■ What you are asked to do: Set out each line from the following listing that includes the word "name".

■ Material for this task:
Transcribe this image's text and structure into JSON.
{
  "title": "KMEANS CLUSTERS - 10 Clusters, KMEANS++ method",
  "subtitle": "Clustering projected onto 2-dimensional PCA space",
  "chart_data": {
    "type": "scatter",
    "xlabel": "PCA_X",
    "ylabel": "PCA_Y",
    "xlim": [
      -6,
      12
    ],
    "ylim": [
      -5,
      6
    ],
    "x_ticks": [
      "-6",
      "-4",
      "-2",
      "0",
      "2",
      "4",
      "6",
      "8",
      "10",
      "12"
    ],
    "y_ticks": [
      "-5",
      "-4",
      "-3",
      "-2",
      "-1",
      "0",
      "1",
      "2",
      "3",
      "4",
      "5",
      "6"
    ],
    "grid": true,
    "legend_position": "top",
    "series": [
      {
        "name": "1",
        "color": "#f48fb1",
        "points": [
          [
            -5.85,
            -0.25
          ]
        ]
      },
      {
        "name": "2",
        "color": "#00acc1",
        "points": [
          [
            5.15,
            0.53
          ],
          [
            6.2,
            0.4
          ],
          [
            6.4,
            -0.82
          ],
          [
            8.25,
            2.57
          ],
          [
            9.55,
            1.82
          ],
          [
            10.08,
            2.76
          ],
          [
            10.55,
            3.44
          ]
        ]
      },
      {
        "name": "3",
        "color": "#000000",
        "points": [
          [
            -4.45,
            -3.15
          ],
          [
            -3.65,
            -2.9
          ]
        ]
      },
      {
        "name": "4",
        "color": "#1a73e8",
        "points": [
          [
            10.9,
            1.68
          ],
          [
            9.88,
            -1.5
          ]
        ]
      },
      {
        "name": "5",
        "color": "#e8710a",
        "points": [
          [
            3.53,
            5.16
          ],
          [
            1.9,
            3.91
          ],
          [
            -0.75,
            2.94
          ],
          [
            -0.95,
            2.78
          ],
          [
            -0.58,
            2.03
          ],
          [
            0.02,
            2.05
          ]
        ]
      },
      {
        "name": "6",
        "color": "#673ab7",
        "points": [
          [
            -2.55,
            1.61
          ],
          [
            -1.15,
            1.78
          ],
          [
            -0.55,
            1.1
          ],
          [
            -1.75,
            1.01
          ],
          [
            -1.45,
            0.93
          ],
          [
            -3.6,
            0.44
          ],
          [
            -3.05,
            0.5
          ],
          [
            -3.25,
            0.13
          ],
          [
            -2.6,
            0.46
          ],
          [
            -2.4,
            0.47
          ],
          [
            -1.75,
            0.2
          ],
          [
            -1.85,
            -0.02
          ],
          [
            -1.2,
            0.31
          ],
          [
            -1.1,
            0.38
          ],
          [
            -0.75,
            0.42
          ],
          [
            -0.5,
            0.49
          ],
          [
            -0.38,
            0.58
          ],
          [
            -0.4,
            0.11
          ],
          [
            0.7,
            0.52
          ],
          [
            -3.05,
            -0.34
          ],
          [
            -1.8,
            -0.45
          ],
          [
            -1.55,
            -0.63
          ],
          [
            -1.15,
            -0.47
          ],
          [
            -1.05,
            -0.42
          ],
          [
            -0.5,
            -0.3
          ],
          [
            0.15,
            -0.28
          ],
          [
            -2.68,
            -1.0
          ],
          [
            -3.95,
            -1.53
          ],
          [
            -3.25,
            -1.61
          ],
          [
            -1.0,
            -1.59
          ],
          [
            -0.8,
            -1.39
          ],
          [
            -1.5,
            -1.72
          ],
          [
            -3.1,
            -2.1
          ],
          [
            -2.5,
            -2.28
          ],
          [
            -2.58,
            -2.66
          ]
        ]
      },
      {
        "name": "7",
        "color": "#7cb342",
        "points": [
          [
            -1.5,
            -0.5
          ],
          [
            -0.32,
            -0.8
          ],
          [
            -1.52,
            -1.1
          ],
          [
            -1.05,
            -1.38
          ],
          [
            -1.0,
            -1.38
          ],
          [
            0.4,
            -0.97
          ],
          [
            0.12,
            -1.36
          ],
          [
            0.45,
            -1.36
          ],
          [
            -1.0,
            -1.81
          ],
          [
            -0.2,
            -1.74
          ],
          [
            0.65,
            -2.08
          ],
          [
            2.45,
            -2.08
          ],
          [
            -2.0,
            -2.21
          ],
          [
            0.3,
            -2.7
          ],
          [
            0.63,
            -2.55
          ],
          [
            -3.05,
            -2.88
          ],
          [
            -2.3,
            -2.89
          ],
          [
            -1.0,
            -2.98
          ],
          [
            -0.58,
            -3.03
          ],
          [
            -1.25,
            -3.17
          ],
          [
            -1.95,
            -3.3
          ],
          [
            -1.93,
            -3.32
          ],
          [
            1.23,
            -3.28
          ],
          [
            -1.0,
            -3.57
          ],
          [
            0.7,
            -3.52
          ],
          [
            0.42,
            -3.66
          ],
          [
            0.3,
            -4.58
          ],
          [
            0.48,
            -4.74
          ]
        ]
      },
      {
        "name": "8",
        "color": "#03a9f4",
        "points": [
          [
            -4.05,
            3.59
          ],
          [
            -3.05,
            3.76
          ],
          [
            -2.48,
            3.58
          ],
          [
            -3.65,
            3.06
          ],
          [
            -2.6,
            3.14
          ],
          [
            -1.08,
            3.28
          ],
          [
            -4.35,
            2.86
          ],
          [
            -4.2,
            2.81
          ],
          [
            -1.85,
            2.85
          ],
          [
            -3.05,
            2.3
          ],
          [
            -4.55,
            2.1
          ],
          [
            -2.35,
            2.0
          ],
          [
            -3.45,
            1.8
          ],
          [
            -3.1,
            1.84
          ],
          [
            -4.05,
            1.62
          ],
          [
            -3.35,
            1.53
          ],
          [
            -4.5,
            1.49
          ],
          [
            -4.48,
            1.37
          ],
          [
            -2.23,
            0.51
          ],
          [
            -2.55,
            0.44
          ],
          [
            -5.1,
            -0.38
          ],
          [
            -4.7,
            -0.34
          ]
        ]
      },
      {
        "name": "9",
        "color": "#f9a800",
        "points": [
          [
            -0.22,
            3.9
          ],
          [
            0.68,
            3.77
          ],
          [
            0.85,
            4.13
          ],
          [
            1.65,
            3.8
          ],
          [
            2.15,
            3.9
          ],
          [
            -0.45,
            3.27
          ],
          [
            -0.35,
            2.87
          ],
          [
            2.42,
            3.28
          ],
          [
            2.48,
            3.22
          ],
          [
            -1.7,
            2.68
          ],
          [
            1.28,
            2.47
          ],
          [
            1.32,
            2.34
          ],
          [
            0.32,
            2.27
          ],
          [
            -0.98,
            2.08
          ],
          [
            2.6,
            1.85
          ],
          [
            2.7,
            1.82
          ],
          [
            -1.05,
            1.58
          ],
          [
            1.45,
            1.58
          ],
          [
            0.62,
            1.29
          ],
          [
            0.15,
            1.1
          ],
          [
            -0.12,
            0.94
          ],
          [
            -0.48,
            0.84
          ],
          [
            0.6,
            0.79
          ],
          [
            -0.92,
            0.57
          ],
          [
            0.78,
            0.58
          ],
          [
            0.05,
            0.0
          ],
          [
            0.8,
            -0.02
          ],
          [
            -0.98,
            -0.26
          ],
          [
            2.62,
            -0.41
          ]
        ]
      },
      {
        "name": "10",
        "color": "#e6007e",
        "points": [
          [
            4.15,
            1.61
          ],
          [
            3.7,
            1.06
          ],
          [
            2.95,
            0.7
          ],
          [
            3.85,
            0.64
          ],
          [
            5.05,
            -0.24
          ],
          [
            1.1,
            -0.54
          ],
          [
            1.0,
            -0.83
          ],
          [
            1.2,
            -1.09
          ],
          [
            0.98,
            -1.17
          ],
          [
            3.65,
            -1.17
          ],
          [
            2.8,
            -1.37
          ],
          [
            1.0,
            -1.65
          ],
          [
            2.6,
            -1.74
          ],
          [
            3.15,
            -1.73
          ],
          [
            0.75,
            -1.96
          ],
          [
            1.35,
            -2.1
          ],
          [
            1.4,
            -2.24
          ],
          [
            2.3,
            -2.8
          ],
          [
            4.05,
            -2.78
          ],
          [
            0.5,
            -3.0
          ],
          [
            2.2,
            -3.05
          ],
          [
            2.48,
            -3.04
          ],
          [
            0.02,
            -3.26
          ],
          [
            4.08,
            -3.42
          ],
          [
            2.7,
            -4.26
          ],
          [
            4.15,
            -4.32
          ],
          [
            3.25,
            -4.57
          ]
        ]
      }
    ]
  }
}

■ Answer:
        "name": "1",
        "name": "2",
        "name": "3",
        "name": "4",
        "name": "5",
        "name": "6",
        "name": "7",
        "name": "8",
        "name": "9",
        "name": "10",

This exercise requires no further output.